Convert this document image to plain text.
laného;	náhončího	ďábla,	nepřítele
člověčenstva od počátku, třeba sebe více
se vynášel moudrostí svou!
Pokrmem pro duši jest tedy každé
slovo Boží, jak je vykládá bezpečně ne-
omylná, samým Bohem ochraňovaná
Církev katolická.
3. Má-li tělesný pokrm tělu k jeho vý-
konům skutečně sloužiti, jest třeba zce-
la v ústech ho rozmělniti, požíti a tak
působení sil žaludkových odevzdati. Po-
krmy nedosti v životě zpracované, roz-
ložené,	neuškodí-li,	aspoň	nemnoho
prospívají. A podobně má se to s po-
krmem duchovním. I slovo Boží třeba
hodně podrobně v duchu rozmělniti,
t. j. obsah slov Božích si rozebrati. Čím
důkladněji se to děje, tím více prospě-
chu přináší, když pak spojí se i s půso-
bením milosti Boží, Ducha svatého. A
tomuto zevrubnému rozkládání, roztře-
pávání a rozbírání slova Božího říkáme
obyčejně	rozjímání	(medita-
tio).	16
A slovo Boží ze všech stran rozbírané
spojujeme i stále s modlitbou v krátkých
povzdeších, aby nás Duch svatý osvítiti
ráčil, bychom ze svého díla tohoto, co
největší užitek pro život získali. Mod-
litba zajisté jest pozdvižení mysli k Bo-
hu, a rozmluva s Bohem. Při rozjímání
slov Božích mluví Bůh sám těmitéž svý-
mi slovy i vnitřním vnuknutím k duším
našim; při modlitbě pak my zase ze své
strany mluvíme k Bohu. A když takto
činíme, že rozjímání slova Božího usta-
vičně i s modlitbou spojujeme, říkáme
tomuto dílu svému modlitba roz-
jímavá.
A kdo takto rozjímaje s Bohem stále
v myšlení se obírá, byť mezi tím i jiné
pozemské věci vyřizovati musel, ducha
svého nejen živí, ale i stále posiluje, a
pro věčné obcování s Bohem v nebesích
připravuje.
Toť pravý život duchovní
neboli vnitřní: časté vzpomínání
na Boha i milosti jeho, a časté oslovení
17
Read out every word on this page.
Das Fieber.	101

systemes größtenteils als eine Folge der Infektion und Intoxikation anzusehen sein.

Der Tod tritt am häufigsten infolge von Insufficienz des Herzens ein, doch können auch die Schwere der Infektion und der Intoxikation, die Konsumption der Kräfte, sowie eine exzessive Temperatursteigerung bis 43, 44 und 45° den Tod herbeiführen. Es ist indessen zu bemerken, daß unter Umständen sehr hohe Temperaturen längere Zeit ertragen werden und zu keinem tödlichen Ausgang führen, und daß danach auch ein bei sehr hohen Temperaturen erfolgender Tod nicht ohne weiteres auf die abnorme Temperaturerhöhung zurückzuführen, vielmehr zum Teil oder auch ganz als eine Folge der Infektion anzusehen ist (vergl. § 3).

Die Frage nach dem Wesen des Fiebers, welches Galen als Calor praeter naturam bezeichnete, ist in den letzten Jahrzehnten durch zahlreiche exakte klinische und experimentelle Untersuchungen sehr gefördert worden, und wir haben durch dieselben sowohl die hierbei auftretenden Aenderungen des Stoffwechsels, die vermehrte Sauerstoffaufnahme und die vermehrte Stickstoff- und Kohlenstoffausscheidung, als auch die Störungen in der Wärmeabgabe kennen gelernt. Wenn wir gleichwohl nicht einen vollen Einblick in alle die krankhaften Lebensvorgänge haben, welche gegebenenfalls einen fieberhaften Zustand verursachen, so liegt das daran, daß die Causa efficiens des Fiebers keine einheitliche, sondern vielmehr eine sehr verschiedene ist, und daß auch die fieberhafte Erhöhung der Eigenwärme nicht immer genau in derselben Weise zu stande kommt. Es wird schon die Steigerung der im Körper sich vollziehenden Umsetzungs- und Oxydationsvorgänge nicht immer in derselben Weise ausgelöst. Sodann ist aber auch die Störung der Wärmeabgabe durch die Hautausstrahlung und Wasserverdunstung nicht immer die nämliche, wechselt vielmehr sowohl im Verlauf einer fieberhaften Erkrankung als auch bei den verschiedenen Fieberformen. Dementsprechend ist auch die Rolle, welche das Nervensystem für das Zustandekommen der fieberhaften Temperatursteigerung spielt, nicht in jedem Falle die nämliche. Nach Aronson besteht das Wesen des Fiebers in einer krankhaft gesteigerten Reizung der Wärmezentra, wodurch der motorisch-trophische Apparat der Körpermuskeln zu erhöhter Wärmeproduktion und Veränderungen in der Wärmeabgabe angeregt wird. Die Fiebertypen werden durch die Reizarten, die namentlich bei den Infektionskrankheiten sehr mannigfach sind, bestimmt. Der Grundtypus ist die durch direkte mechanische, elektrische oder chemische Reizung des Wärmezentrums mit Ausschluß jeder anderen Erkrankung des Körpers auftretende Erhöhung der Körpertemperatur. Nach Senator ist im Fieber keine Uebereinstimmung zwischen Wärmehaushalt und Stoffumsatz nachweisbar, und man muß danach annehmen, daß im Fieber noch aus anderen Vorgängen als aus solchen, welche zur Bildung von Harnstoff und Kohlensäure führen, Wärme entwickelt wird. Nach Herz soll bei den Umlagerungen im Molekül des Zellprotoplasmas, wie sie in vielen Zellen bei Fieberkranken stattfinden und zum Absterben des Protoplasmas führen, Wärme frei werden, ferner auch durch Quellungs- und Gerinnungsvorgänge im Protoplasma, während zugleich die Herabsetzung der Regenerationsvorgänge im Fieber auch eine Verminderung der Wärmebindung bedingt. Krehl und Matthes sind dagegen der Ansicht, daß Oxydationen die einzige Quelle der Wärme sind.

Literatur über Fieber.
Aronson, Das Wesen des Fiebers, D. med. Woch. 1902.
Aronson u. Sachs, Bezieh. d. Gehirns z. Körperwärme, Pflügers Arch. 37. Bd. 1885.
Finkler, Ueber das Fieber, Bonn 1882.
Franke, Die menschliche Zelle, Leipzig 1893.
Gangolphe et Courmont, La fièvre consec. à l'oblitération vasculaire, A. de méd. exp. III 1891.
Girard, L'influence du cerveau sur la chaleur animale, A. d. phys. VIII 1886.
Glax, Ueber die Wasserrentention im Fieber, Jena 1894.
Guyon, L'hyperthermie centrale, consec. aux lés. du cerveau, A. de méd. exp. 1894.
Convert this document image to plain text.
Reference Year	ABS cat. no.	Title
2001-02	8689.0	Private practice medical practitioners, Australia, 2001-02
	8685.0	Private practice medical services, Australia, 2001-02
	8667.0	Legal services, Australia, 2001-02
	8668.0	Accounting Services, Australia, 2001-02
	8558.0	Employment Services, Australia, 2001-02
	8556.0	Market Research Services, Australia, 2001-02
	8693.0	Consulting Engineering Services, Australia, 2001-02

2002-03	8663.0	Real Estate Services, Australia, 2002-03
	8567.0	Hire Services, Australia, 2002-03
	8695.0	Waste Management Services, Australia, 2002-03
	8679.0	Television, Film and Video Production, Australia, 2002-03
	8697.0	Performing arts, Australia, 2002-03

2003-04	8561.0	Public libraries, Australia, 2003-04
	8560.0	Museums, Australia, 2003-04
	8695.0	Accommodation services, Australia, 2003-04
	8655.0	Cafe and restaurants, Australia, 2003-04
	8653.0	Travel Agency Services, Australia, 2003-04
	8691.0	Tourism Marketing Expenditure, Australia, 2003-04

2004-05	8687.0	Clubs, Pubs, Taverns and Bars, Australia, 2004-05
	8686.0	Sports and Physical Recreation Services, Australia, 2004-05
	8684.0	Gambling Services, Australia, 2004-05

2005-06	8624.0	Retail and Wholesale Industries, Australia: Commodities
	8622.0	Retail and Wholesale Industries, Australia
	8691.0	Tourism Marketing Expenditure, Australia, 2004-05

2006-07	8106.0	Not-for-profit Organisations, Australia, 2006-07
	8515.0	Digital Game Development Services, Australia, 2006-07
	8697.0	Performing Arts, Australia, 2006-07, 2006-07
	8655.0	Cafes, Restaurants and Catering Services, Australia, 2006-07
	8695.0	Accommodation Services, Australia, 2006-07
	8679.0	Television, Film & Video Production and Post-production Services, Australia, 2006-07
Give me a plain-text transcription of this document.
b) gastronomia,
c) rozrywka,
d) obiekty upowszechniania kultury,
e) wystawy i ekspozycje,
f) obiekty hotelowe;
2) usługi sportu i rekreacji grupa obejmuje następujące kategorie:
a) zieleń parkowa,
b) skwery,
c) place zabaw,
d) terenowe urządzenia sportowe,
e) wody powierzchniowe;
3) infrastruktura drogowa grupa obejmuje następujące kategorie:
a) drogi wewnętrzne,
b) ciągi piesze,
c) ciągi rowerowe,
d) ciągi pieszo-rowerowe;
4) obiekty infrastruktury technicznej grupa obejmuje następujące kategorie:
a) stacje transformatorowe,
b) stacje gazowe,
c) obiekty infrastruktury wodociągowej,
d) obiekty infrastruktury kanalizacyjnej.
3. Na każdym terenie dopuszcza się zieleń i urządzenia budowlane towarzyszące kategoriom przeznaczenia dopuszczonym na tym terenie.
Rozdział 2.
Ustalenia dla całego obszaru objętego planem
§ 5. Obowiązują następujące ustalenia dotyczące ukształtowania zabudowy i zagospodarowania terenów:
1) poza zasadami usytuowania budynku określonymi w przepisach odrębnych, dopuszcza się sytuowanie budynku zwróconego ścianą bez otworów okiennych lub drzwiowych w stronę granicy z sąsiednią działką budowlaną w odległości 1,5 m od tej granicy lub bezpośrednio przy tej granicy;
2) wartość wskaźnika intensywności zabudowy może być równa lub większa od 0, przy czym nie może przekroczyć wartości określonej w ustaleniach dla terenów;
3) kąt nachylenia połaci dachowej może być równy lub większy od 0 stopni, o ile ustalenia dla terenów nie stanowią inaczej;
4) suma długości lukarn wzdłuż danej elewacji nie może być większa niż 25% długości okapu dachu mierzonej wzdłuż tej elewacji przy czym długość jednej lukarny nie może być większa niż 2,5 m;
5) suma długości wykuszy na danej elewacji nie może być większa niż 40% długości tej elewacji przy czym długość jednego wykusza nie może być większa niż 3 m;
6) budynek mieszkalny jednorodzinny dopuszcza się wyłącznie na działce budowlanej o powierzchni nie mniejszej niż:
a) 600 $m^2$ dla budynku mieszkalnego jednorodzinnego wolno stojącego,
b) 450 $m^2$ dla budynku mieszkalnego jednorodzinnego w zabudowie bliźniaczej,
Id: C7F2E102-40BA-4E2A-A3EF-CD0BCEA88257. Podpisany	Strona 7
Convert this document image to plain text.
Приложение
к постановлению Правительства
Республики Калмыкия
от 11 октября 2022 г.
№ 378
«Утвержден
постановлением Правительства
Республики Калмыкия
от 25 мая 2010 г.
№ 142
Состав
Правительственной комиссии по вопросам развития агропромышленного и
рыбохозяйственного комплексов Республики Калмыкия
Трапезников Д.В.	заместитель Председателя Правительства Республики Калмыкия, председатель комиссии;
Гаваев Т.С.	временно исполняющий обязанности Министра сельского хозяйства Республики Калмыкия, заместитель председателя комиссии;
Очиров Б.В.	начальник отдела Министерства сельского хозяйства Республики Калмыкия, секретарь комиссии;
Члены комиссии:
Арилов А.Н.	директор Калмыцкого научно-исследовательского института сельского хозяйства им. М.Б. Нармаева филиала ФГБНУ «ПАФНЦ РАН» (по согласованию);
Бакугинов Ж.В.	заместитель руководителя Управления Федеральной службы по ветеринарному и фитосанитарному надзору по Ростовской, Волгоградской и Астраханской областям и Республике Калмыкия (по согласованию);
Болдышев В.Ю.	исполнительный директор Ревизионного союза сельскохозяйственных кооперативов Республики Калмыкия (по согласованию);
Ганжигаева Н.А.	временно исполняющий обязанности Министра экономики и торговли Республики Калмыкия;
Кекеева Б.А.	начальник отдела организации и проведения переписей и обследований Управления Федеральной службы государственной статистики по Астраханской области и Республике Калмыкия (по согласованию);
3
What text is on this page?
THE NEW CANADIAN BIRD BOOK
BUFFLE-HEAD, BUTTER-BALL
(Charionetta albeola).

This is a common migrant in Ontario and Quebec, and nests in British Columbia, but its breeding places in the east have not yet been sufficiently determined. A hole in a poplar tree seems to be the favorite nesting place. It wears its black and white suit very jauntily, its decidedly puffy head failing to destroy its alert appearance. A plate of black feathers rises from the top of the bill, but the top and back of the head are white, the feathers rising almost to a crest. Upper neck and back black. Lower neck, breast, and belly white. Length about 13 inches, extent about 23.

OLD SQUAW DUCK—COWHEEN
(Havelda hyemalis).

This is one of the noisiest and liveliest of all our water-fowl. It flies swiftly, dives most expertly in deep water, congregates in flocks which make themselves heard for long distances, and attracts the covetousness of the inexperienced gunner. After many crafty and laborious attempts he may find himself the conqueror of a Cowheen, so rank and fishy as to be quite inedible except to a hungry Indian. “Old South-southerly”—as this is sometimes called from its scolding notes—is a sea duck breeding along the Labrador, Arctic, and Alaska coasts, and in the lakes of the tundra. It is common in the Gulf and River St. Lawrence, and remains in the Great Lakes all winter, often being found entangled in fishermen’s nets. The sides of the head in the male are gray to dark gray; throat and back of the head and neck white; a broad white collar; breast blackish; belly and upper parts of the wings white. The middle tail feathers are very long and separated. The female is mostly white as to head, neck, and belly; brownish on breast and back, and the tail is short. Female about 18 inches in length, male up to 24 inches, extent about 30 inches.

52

◆ **Stated goal**
Find all the lines containing "terenów" in the material, then copy them.

◆ **Response**
§ 5. Obowiązują następujące ustalenia dotyczące ukształtowania zabudowy i zagospodarowania terenów:
2) wartość wskaźnika intensywności zabudowy może być równa lub większa od 0, przy czym nie może przekroczyć wartości określonej w ustaleniach dla terenów;
3) kąt nachylenia połaci dachowej może być równy lub większy od 0 stopni, o ile ustalenia dla terenów nie stanowią inaczej;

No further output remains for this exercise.